Short problem:
Look through the lines below and extract any with the word "shown".

Data extract:

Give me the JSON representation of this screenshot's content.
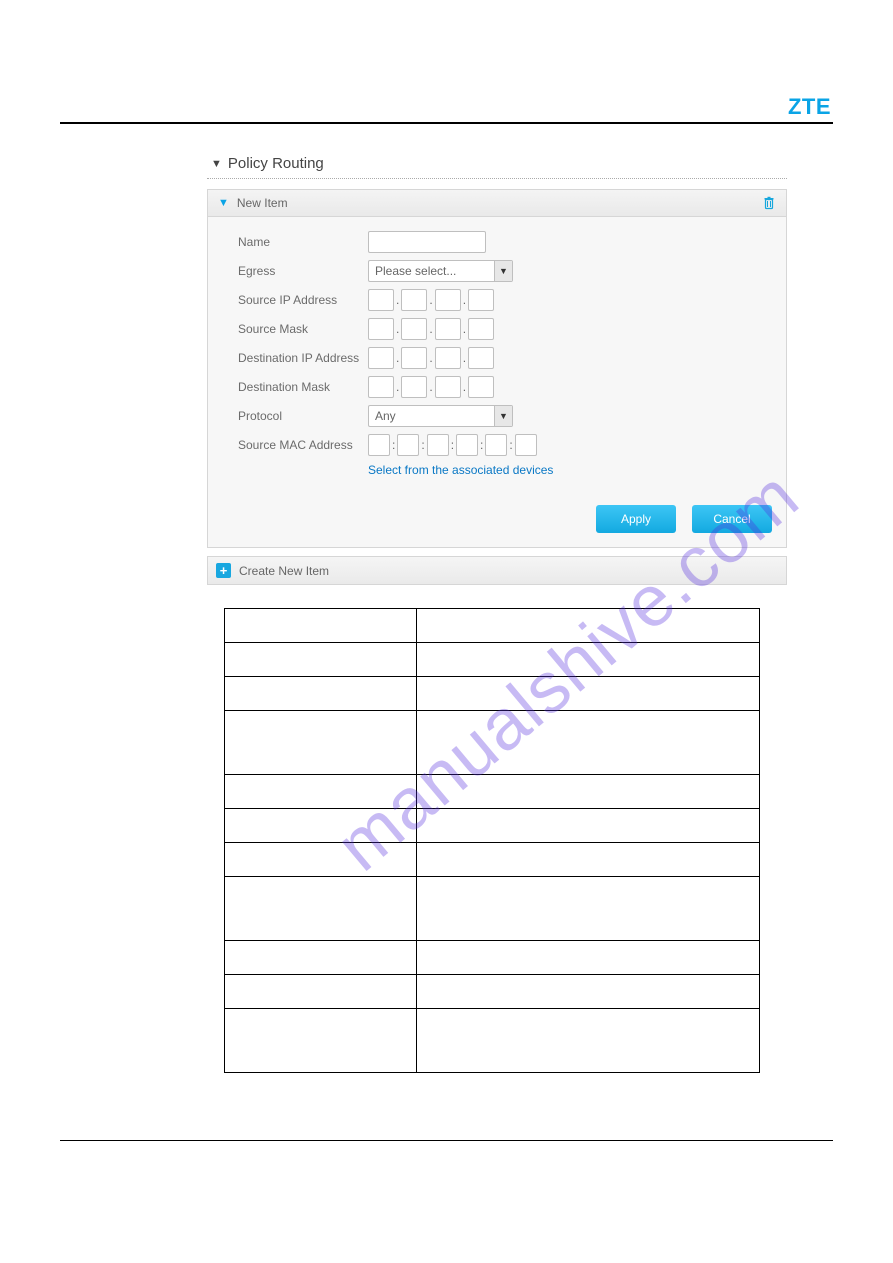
{
  "brand": "ZTE",
  "section": {
    "title": "Policy Routing"
  },
  "panel": {
    "title": "New Item",
    "fields": {
      "name_label": "Name",
      "name_value": "",
      "egress_label": "Egress",
      "egress_selected": "Please select...",
      "src_ip_label": "Source IP Address",
      "src_mask_label": "Source Mask",
      "dst_ip_label": "Destination IP Address",
      "dst_mask_label": "Destination Mask",
      "protocol_label": "Protocol",
      "protocol_selected": "Any",
      "src_mac_label": "Source MAC Address",
      "assoc_link_text": "Select from the associated devices"
    },
    "actions": {
      "apply": "Apply",
      "cancel": "Cancel"
    }
  },
  "create_new": "Create New Item",
  "watermark": "manualshive.com"
}
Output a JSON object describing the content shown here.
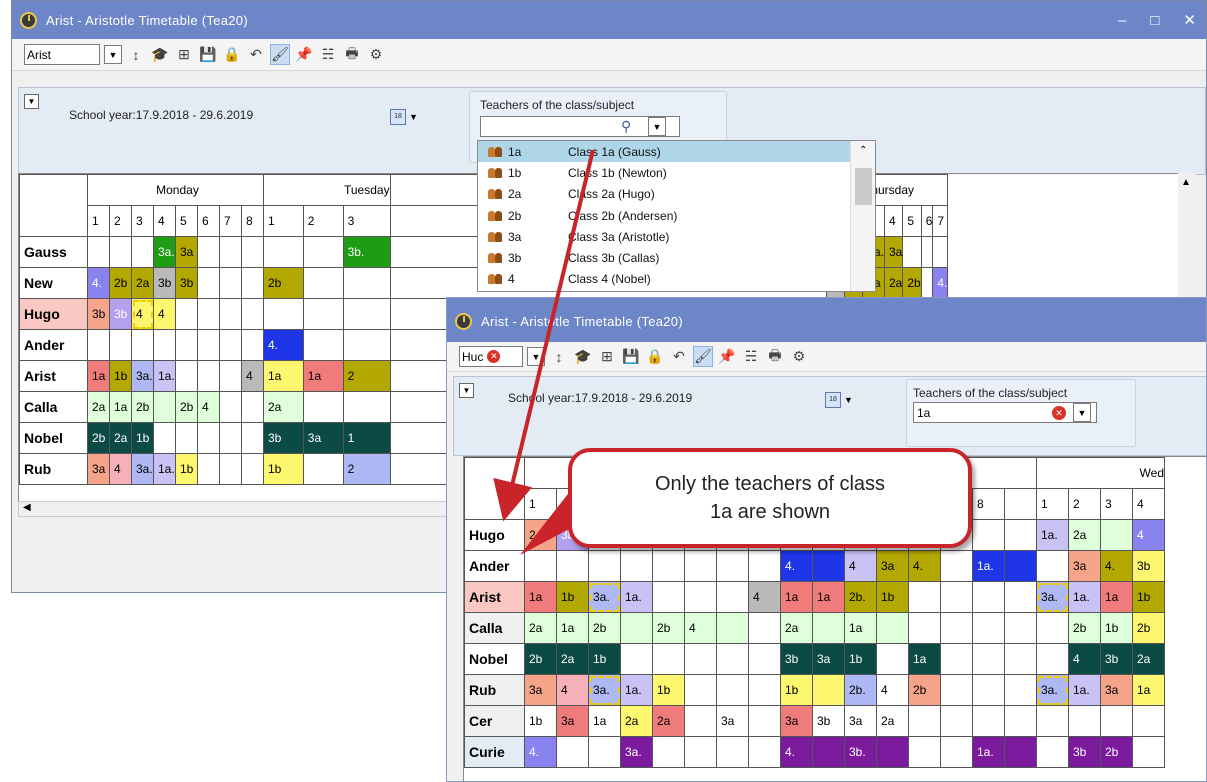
{
  "colors": {
    "titlebar": "#6d86c7",
    "panel": "#e3ebf5",
    "callout_border": "#c8242a"
  },
  "back": {
    "title": "Arist - Aristotle  Timetable  (Tea20)",
    "teacher_select": "Arist",
    "school_year": "School year:17.9.2018 - 29.6.2019",
    "filter_label": "Teachers of the class/subject",
    "filter_value": "",
    "days": [
      "Monday",
      "Tuesday",
      "Thursday"
    ],
    "hours": [
      "1",
      "2",
      "3",
      "4",
      "5",
      "6",
      "7",
      "8"
    ],
    "rows": [
      {
        "name": "Gauss",
        "mon": [
          "",
          "",
          "",
          "3a.",
          "3a",
          "",
          "",
          ""
        ]
      },
      {
        "name": "New",
        "mon": [
          "4.",
          "2b",
          "2a",
          "3b",
          "3b",
          "",
          "",
          ""
        ]
      },
      {
        "name": "Hugo",
        "mon": [
          "3b",
          "3b",
          "4",
          "4",
          "",
          "",
          "",
          ""
        ]
      },
      {
        "name": "Ander",
        "mon": [
          "",
          "",
          "",
          "",
          "",
          "",
          "",
          ""
        ]
      },
      {
        "name": "Arist",
        "mon": [
          "1a",
          "1b",
          "3a.",
          "1a.",
          "",
          "",
          "",
          "4"
        ]
      },
      {
        "name": "Calla",
        "mon": [
          "2a",
          "1a",
          "2b",
          "",
          "2b",
          "4",
          "",
          ""
        ]
      },
      {
        "name": "Nobel",
        "mon": [
          "2b",
          "2a",
          "1b",
          "",
          "",
          "",
          "",
          ""
        ]
      },
      {
        "name": "Rub",
        "mon": [
          "3a",
          "4",
          "3a.",
          "1a.",
          "1b",
          "",
          "",
          ""
        ]
      }
    ],
    "tue_peek": [
      [
        "",
        "",
        "3b."
      ],
      [
        "2b",
        "",
        ""
      ],
      [
        "",
        "",
        ""
      ],
      [
        "4.",
        "",
        ""
      ],
      [
        "1a",
        "1a",
        "2"
      ],
      [
        "2a",
        "",
        ""
      ],
      [
        "3b",
        "3a",
        "1"
      ],
      [
        "1b",
        "",
        "2"
      ]
    ],
    "thu_gauss": [
      "",
      "",
      "3a.",
      "3a",
      "",
      "",
      ""
    ],
    "thu_new": [
      "3a",
      "3b",
      "2a",
      "2a",
      "2b",
      "",
      "4."
    ],
    "dropdown": [
      {
        "short": "1a",
        "long": "Class 1a (Gauss)"
      },
      {
        "short": "1b",
        "long": "Class 1b (Newton)"
      },
      {
        "short": "2a",
        "long": "Class 2a (Hugo)"
      },
      {
        "short": "2b",
        "long": "Class 2b (Andersen)"
      },
      {
        "short": "3a",
        "long": "Class 3a (Aristotle)"
      },
      {
        "short": "3b",
        "long": "Class 3b (Callas)"
      },
      {
        "short": "4",
        "long": "Class 4 (Nobel)"
      }
    ]
  },
  "front": {
    "title": "Arist - Aristotle  Timetable  (Tea20)",
    "teacher_select": "Huc",
    "school_year": "School year:17.9.2018 - 29.6.2019",
    "filter_label": "Teachers of the class/subject",
    "filter_value": "1a",
    "day_wed": "Wed",
    "rows": [
      {
        "name": "Hugo"
      },
      {
        "name": "Ander"
      },
      {
        "name": "Arist"
      },
      {
        "name": "Calla"
      },
      {
        "name": "Nobel"
      },
      {
        "name": "Rub"
      },
      {
        "name": "Cer"
      },
      {
        "name": "Curie"
      }
    ]
  },
  "callout": {
    "line1": "Only the teachers of class",
    "line2": "1a are shown"
  }
}
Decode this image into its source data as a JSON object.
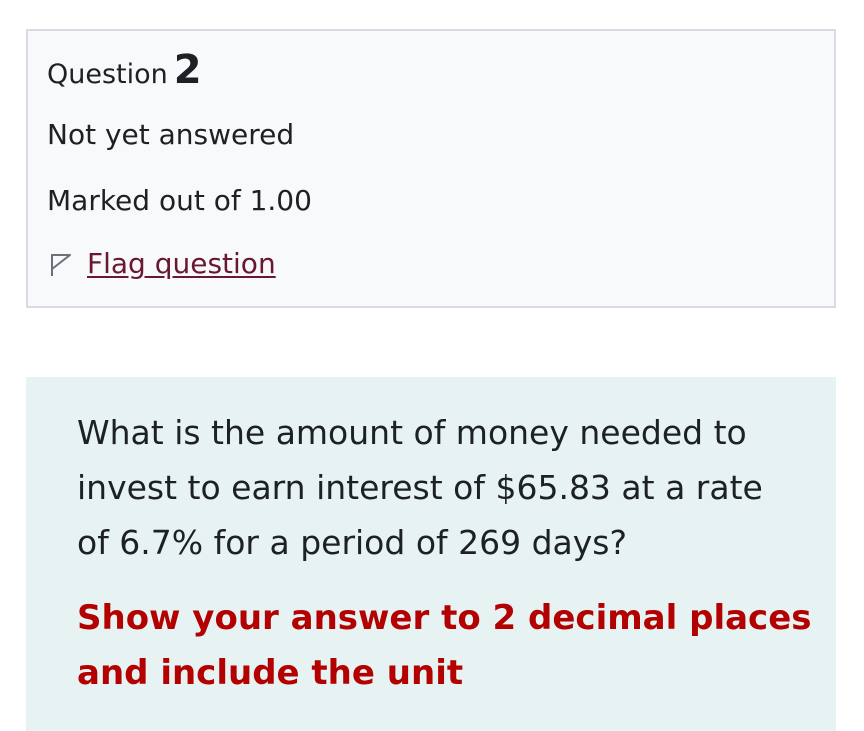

Correct answer:
Output a JSON object describing the content shown here.
    "line2": "1a are shown"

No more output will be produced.